__Set problem__:
Return each line containing the string "ylabel".

__Extracts from a graphics dataset__:
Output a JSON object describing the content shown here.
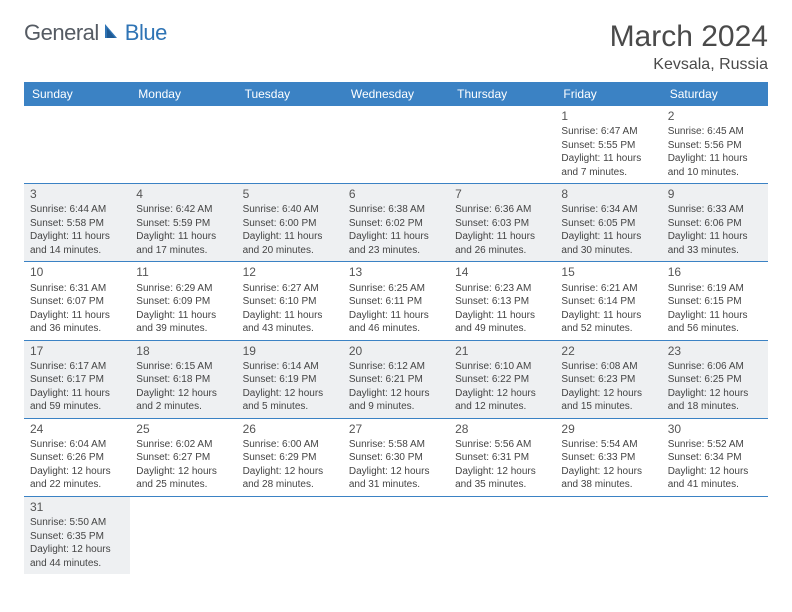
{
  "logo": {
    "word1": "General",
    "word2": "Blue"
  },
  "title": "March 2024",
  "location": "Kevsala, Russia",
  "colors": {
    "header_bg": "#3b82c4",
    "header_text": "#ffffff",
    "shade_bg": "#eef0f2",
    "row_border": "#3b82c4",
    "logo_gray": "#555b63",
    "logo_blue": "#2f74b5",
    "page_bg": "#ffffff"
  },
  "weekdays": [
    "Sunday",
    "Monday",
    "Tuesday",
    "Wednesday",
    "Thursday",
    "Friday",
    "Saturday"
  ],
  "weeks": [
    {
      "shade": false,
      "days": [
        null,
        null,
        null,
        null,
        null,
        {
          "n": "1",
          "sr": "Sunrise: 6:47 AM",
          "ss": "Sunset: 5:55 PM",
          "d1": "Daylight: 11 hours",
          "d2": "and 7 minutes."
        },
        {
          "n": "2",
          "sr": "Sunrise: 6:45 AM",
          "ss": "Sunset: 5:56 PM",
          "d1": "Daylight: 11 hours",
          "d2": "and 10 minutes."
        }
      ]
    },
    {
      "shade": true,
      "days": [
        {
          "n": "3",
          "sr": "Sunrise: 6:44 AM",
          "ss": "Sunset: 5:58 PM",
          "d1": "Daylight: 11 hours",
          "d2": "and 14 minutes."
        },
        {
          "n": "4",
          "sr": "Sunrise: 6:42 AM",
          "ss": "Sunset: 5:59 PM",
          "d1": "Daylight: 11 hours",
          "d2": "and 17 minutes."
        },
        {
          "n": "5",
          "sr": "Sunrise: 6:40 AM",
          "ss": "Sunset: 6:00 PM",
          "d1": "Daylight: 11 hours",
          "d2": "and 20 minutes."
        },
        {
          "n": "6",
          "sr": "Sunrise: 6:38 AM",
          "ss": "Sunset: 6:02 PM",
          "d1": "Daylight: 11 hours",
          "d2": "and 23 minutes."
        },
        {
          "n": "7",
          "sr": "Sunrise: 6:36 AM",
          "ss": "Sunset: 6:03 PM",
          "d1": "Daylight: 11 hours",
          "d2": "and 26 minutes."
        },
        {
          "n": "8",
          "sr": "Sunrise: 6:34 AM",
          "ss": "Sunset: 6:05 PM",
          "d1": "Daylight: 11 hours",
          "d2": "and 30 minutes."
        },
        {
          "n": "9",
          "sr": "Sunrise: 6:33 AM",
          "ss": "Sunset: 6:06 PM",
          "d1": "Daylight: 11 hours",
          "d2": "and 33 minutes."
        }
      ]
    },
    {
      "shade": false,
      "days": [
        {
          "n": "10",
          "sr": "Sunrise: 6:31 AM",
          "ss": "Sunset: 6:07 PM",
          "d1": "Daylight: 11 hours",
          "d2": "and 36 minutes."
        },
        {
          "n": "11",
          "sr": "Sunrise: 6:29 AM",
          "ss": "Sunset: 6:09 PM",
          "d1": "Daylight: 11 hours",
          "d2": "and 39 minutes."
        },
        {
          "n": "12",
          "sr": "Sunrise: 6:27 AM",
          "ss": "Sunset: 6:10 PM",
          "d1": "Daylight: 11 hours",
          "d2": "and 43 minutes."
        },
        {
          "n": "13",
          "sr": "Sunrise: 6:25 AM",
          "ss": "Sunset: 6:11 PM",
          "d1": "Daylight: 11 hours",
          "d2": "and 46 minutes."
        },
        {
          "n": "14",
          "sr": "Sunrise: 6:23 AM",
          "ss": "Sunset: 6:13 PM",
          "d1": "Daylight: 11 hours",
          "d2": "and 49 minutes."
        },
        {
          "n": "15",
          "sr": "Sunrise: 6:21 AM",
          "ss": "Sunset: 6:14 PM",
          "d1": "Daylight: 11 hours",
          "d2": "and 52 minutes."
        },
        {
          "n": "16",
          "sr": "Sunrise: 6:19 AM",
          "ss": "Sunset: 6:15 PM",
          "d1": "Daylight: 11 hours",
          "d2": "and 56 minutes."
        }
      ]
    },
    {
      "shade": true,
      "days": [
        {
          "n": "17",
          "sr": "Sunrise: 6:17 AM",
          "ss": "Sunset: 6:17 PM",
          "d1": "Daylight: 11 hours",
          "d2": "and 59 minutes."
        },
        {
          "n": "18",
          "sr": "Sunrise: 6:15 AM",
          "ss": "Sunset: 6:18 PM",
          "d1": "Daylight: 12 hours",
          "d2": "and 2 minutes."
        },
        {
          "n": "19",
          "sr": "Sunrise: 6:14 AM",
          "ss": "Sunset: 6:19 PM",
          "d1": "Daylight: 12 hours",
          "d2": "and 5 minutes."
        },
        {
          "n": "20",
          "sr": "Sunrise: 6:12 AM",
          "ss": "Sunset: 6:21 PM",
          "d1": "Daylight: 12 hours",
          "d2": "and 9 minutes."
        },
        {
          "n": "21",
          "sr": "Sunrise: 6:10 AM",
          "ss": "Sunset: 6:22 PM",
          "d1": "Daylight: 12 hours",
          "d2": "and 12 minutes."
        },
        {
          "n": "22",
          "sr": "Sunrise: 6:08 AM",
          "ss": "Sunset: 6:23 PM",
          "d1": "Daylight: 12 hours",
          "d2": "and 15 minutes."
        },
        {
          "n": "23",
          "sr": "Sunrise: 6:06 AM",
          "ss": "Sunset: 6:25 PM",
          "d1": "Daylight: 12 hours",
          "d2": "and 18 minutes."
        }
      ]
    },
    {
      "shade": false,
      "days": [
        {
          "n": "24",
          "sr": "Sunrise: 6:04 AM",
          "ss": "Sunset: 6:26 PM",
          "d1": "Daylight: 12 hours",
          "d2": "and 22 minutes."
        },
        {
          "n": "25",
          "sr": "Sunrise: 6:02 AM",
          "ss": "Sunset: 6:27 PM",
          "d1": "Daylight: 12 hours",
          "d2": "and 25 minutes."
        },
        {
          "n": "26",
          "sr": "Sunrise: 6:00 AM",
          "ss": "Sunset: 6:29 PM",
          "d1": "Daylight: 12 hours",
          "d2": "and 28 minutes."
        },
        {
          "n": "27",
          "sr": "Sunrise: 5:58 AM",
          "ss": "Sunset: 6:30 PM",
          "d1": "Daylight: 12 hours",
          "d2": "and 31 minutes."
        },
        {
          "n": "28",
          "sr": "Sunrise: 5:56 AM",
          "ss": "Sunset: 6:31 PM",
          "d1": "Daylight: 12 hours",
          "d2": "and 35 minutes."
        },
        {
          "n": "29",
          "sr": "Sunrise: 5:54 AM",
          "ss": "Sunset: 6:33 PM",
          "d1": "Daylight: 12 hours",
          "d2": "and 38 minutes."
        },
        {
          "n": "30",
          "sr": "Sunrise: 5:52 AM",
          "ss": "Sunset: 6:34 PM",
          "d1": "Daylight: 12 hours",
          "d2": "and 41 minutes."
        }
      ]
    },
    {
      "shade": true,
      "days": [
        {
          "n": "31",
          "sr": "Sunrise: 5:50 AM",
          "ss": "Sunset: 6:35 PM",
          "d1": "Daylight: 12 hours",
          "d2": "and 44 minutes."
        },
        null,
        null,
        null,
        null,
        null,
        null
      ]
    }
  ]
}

* * *

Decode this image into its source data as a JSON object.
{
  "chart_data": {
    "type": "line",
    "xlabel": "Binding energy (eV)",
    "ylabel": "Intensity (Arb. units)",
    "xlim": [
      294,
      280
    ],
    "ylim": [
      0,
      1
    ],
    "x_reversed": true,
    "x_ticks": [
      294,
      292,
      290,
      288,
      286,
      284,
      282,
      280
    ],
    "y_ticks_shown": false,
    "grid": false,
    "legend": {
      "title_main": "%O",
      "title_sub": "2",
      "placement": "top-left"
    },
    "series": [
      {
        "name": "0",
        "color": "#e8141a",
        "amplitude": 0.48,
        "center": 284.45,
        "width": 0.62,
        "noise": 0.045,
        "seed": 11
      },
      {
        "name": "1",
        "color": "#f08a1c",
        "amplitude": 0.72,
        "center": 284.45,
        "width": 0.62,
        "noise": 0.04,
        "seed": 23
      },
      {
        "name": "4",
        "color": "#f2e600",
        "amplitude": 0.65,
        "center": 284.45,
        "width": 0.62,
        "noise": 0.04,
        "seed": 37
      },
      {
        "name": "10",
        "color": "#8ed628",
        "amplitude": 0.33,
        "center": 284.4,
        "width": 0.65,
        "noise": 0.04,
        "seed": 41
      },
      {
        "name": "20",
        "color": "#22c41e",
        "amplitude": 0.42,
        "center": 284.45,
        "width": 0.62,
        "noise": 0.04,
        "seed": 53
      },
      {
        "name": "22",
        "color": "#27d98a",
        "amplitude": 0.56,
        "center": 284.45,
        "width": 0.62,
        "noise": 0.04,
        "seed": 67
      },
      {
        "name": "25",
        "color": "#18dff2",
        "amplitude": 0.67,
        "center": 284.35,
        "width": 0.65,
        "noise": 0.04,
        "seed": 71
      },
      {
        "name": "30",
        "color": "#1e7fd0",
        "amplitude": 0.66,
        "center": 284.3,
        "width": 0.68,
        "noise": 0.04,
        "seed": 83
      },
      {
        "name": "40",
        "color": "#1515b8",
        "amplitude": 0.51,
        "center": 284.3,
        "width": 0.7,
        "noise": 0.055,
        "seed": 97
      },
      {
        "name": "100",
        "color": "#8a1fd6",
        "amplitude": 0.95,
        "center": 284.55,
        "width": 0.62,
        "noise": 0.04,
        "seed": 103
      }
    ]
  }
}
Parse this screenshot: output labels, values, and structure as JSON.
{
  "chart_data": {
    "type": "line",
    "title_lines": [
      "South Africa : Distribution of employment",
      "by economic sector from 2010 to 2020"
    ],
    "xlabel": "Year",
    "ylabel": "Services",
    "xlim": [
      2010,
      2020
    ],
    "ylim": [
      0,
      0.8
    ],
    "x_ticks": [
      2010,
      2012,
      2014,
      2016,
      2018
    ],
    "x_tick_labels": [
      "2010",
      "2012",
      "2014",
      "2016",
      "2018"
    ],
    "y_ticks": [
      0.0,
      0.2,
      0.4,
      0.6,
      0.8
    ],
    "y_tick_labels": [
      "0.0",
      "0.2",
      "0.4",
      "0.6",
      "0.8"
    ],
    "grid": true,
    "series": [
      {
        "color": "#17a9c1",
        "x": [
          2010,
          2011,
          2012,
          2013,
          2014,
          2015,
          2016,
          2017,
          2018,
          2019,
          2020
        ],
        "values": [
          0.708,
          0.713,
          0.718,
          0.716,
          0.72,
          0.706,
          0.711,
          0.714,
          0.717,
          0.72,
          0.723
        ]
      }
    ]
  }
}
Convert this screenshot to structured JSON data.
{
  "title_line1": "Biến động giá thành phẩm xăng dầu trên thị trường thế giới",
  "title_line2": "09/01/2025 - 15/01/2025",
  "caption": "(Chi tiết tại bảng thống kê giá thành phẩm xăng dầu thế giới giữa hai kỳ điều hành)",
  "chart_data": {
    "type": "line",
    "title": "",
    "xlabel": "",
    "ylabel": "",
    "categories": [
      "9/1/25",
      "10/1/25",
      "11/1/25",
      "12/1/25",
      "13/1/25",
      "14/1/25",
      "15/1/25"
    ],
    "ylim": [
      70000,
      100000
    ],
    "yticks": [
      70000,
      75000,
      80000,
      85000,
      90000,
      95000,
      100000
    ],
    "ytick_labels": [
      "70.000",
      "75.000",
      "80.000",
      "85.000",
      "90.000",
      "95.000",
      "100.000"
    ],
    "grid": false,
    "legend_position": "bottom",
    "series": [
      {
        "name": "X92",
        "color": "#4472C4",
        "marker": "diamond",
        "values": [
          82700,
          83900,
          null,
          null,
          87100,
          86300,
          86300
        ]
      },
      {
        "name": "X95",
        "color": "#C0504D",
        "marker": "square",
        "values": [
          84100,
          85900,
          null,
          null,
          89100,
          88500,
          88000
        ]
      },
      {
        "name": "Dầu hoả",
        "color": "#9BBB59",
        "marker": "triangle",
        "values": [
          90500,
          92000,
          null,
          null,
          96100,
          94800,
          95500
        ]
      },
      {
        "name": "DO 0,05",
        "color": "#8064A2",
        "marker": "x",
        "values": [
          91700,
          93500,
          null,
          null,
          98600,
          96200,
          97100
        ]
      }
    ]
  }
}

---

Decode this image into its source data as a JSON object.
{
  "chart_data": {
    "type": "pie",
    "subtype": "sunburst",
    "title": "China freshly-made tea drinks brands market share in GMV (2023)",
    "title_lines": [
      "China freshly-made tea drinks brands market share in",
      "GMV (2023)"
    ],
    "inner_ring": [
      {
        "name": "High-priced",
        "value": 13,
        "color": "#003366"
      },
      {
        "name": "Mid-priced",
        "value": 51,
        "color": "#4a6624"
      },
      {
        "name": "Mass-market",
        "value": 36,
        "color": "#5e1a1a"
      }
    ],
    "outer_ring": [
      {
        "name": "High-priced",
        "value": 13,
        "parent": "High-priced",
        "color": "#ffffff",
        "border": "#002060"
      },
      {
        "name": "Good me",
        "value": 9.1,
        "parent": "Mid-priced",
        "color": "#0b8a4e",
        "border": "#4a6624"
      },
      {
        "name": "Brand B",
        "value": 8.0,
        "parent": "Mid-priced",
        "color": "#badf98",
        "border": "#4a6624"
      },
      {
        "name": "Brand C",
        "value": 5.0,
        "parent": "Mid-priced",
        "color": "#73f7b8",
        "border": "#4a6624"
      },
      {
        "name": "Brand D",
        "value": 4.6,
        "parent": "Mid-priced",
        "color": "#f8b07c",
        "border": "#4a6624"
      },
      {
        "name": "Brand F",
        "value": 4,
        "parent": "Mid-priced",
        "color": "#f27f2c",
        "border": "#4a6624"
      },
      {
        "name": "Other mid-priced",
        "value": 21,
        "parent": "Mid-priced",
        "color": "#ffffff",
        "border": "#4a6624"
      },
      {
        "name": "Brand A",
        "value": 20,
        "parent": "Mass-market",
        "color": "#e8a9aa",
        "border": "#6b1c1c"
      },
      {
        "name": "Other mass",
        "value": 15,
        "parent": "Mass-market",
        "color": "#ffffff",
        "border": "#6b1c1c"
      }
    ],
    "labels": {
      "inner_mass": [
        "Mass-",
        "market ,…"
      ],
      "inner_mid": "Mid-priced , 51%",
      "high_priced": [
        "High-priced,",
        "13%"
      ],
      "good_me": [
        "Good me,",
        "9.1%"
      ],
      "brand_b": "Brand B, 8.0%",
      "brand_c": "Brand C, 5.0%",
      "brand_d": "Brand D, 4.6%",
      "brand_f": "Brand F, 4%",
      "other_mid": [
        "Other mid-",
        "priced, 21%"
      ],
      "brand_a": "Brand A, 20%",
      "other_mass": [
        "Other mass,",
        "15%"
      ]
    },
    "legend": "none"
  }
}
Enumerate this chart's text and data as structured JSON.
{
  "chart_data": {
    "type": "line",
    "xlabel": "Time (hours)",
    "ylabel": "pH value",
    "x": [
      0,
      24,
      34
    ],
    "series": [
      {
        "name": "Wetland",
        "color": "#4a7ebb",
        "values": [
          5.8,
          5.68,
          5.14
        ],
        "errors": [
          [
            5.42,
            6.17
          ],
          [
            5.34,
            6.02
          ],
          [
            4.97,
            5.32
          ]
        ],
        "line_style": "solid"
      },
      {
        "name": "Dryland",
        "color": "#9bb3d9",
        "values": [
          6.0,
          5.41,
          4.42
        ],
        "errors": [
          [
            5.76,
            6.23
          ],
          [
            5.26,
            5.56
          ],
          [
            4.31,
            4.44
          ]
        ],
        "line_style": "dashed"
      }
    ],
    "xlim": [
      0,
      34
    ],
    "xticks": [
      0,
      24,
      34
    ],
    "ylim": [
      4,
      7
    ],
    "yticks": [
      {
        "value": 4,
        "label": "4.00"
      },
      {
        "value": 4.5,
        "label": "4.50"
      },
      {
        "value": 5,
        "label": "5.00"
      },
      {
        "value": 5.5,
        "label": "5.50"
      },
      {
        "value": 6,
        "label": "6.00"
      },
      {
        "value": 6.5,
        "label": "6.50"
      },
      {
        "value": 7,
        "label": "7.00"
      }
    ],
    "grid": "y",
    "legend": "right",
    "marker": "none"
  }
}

__Expected answer__:
    "ylabel": "Intensity (Arb. units)",
    "ylabel": "Services",
    "ylabel": "",
    "ylabel": "pH value",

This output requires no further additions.